--- Begin Given records ---
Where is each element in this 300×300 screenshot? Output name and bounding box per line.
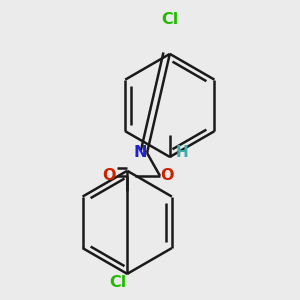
Text: Cl: Cl bbox=[161, 12, 178, 27]
Text: H: H bbox=[175, 146, 188, 160]
Text: O: O bbox=[160, 168, 174, 183]
Text: N: N bbox=[133, 146, 147, 160]
Text: O: O bbox=[103, 168, 116, 183]
Text: Cl: Cl bbox=[110, 275, 127, 290]
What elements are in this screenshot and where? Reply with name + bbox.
--- End Given records ---
#### Task description:
Copy every line of the rows above word for word, leaving out the pictures.

#### Solved exercise:
Where is each element in this 300×300 screenshot? Output name and bounding box per line.
Text: Cl: Cl bbox=[161, 12, 178, 27]
Text: H: H bbox=[175, 146, 188, 160]
Text: O: O bbox=[160, 168, 174, 183]
Text: N: N bbox=[133, 146, 147, 160]
Text: O: O bbox=[103, 168, 116, 183]
Text: Cl: Cl bbox=[110, 275, 127, 290]
What elements are in this screenshot and where? Reply with name + bbox.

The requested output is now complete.